** START **

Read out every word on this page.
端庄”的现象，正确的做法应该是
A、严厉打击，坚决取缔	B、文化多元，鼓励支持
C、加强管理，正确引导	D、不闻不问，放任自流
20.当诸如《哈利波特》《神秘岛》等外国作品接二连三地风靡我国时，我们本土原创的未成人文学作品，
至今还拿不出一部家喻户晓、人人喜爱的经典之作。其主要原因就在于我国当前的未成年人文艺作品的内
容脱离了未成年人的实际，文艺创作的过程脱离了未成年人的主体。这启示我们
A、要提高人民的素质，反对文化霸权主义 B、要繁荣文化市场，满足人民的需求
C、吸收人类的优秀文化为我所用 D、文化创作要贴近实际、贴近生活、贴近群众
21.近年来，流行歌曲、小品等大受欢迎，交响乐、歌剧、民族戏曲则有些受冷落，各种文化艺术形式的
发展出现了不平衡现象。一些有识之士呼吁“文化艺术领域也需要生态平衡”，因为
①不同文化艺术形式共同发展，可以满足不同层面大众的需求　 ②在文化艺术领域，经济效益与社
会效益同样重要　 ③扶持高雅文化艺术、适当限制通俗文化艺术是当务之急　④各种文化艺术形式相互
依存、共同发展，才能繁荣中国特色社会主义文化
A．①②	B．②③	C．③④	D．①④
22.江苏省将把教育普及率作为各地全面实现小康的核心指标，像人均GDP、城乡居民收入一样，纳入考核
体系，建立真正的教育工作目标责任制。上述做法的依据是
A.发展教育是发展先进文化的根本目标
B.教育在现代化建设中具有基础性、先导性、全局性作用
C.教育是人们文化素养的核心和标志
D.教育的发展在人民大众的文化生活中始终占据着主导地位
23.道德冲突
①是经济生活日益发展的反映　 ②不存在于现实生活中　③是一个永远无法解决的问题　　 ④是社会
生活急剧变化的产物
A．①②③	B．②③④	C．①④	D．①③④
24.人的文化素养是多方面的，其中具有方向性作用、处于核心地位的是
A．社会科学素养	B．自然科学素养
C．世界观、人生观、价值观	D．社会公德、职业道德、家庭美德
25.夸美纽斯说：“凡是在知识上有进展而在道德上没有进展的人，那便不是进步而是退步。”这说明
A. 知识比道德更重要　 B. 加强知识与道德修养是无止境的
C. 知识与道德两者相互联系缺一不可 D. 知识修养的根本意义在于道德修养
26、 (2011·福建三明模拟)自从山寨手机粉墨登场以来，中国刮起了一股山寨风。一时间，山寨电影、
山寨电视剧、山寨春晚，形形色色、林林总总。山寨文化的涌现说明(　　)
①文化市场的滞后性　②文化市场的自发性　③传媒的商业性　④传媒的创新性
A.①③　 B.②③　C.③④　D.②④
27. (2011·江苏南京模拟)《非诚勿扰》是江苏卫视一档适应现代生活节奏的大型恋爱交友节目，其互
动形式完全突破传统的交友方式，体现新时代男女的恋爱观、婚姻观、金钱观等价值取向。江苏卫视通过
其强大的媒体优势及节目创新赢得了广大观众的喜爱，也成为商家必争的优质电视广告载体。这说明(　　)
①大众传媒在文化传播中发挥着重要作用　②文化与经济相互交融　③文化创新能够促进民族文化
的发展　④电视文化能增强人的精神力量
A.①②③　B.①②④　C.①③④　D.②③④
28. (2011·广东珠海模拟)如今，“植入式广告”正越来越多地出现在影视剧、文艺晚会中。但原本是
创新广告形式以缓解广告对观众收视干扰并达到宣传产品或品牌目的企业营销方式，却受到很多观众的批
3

** END **

Your task is to return the full listing exactly as it was given.

- _Result for this task_:
Read out every word on this page.
端庄”的现象，正确的做法应该是
A、严厉打击，坚决取缔	B、文化多元，鼓励支持
C、加强管理，正确引导	D、不闻不问，放任自流
20.当诸如《哈利波特》《神秘岛》等外国作品接二连三地风靡我国时，我们本土原创的未成人文学作品，
至今还拿不出一部家喻户晓、人人喜爱的经典之作。其主要原因就在于我国当前的未成年人文艺作品的内
容脱离了未成年人的实际，文艺创作的过程脱离了未成年人的主体。这启示我们
A、要提高人民的素质，反对文化霸权主义 B、要繁荣文化市场，满足人民的需求
C、吸收人类的优秀文化为我所用 D、文化创作要贴近实际、贴近生活、贴近群众
21.近年来，流行歌曲、小品等大受欢迎，交响乐、歌剧、民族戏曲则有些受冷落，各种文化艺术形式的
发展出现了不平衡现象。一些有识之士呼吁“文化艺术领域也需要生态平衡”，因为
①不同文化艺术形式共同发展，可以满足不同层面大众的需求　 ②在文化艺术领域，经济效益与社
会效益同样重要　 ③扶持高雅文化艺术、适当限制通俗文化艺术是当务之急　④各种文化艺术形式相互
依存、共同发展，才能繁荣中国特色社会主义文化
A．①②	B．②③	C．③④	D．①④
22.江苏省将把教育普及率作为各地全面实现小康的核心指标，像人均GDP、城乡居民收入一样，纳入考核
体系，建立真正的教育工作目标责任制。上述做法的依据是
A.发展教育是发展先进文化的根本目标
B.教育在现代化建设中具有基础性、先导性、全局性作用
C.教育是人们文化素养的核心和标志
D.教育的发展在人民大众的文化生活中始终占据着主导地位
23.道德冲突
①是经济生活日益发展的反映　 ②不存在于现实生活中　③是一个永远无法解决的问题　　 ④是社会
生活急剧变化的产物
A．①②③	B．②③④	C．①④	D．①③④
24.人的文化素养是多方面的，其中具有方向性作用、处于核心地位的是
A．社会科学素养	B．自然科学素养
C．世界观、人生观、价值观	D．社会公德、职业道德、家庭美德
25.夸美纽斯说：“凡是在知识上有进展而在道德上没有进展的人，那便不是进步而是退步。”这说明
A. 知识比道德更重要　 B. 加强知识与道德修养是无止境的
C. 知识与道德两者相互联系缺一不可 D. 知识修养的根本意义在于道德修养
26、 (2011·福建三明模拟)自从山寨手机粉墨登场以来，中国刮起了一股山寨风。一时间，山寨电影、
山寨电视剧、山寨春晚，形形色色、林林总总。山寨文化的涌现说明(　　)
①文化市场的滞后性　②文化市场的自发性　③传媒的商业性　④传媒的创新性
A.①③　 B.②③　C.③④　D.②④
27. (2011·江苏南京模拟)《非诚勿扰》是江苏卫视一档适应现代生活节奏的大型恋爱交友节目，其互
动形式完全突破传统的交友方式，体现新时代男女的恋爱观、婚姻观、金钱观等价值取向。江苏卫视通过
其强大的媒体优势及节目创新赢得了广大观众的喜爱，也成为商家必争的优质电视广告载体。这说明(　　)
①大众传媒在文化传播中发挥着重要作用　②文化与经济相互交融　③文化创新能够促进民族文化
的发展　④电视文化能增强人的精神力量
A.①②③　B.①②④　C.①③④　D.②③④
28. (2011·广东珠海模拟)如今，“植入式广告”正越来越多地出现在影视剧、文艺晚会中。但原本是
创新广告形式以缓解广告对观众收视干扰并达到宣传产品或品牌目的企业营销方式，却受到很多观众的批
3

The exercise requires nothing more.